• _Short task_: Beginning at the line containing "Read this page and output its text content." and continuing to the end of the records below, give each line again exactly as it stands, and only those lines.

• _Data section_:
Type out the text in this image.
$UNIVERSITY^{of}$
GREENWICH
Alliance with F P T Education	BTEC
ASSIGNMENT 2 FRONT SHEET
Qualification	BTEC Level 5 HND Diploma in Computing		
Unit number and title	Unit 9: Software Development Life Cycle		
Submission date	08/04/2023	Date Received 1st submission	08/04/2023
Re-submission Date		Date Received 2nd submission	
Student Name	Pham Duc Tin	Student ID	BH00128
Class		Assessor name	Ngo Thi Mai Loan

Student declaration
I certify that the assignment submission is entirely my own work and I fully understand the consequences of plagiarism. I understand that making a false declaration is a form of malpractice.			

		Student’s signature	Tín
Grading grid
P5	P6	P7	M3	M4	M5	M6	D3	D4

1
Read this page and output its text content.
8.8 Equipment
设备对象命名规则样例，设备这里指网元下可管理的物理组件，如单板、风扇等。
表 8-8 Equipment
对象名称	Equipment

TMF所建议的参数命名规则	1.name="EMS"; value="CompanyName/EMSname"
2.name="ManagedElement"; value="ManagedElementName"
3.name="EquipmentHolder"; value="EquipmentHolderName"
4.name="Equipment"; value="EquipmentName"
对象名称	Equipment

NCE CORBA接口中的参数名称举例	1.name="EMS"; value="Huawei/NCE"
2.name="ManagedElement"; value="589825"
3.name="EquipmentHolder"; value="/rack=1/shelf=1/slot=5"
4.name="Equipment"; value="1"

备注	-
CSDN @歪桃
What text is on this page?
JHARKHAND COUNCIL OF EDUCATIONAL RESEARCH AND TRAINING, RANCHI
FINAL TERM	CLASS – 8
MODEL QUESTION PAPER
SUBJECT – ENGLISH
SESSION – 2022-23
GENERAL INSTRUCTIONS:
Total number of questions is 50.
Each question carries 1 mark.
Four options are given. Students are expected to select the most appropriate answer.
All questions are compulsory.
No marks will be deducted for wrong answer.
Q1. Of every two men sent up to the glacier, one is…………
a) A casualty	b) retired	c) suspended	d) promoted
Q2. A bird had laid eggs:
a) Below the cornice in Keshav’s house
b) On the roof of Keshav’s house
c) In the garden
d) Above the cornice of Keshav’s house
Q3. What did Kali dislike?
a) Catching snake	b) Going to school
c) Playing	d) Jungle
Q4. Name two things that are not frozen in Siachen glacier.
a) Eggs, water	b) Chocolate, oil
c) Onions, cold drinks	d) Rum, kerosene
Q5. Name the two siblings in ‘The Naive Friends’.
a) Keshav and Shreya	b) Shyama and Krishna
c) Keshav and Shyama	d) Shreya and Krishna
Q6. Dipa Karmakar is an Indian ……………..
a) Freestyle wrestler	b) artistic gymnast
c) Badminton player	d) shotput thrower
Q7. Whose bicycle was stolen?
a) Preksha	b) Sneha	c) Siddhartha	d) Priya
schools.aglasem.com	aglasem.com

• _Response to this task_:
Read this page and output its text content.
8.8 Equipment
设备对象命名规则样例，设备这里指网元下可管理的物理组件，如单板、风扇等。
表 8-8 Equipment
对象名称	Equipment

TMF所建议的参数命名规则	1.name="EMS"; value="CompanyName/EMSname"
2.name="ManagedElement"; value="ManagedElementName"
3.name="EquipmentHolder"; value="EquipmentHolderName"
4.name="Equipment"; value="EquipmentName"
对象名称	Equipment

NCE CORBA接口中的参数名称举例	1.name="EMS"; value="Huawei/NCE"
2.name="ManagedElement"; value="589825"
3.name="EquipmentHolder"; value="/rack=1/shelf=1/slot=5"
4.name="Equipment"; value="1"

备注	-
CSDN @歪桃
What text is on this page?
JHARKHAND COUNCIL OF EDUCATIONAL RESEARCH AND TRAINING, RANCHI
FINAL TERM	CLASS – 8
MODEL QUESTION PAPER
SUBJECT – ENGLISH
SESSION – 2022-23
GENERAL INSTRUCTIONS:
Total number of questions is 50.
Each question carries 1 mark.
Four options are given. Students are expected to select the most appropriate answer.
All questions are compulsory.
No marks will be deducted for wrong answer.
Q1. Of every two men sent up to the glacier, one is…………
a) A casualty	b) retired	c) suspended	d) promoted
Q2. A bird had laid eggs:
a) Below the cornice in Keshav’s house
b) On the roof of Keshav’s house
c) In the garden
d) Above the cornice of Keshav’s house
Q3. What did Kali dislike?
a) Catching snake	b) Going to school
c) Playing	d) Jungle
Q4. Name two things that are not frozen in Siachen glacier.
a) Eggs, water	b) Chocolate, oil
c) Onions, cold drinks	d) Rum, kerosene
Q5. Name the two siblings in ‘The Naive Friends’.
a) Keshav and Shreya	b) Shyama and Krishna
c) Keshav and Shyama	d) Shreya and Krishna
Q6. Dipa Karmakar is an Indian ……………..
a) Freestyle wrestler	b) artistic gymnast
c) Badminton player	d) shotput thrower
Q7. Whose bicycle was stolen?
a) Preksha	b) Sneha	c) Siddhartha	d) Priya
schools.aglasem.com	aglasem.com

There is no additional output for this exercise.